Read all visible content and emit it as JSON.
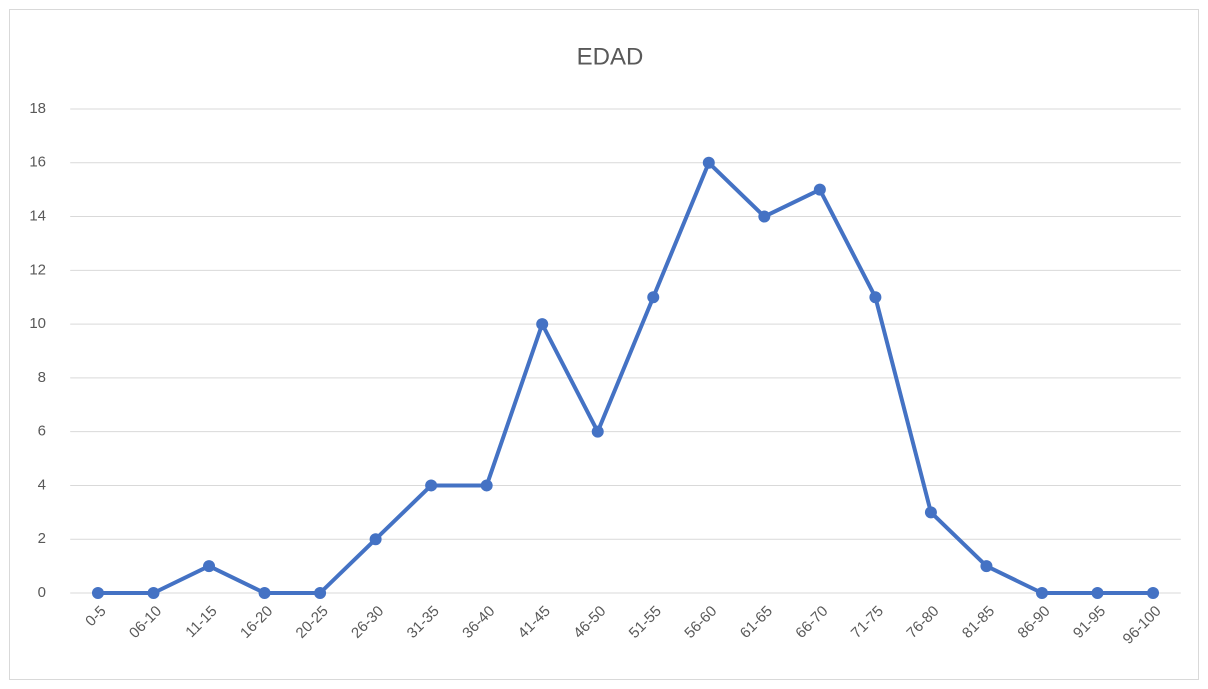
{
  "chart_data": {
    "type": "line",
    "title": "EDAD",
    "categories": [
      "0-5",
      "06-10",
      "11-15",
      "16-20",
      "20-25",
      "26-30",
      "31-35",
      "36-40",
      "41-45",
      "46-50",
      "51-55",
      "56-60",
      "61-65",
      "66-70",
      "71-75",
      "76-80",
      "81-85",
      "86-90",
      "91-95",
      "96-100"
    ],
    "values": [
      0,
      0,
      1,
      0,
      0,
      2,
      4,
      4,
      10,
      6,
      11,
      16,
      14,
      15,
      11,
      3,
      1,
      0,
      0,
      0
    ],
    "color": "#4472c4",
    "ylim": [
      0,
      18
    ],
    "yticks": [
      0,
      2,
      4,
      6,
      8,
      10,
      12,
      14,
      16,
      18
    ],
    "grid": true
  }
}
# # #
• WHAT IS ASKED
Every line of the data should be copied as it stands, without the images.

• FINISHED TASK
Read all visible content and emit it as JSON.
{
  "chart_data": {
    "type": "line",
    "title": "EDAD",
    "categories": [
      "0-5",
      "06-10",
      "11-15",
      "16-20",
      "20-25",
      "26-30",
      "31-35",
      "36-40",
      "41-45",
      "46-50",
      "51-55",
      "56-60",
      "61-65",
      "66-70",
      "71-75",
      "76-80",
      "81-85",
      "86-90",
      "91-95",
      "96-100"
    ],
    "values": [
      0,
      0,
      1,
      0,
      0,
      2,
      4,
      4,
      10,
      6,
      11,
      16,
      14,
      15,
      11,
      3,
      1,
      0,
      0,
      0
    ],
    "color": "#4472c4",
    "ylim": [
      0,
      18
    ],
    "yticks": [
      0,
      2,
      4,
      6,
      8,
      10,
      12,
      14,
      16,
      18
    ],
    "grid": true
  }
}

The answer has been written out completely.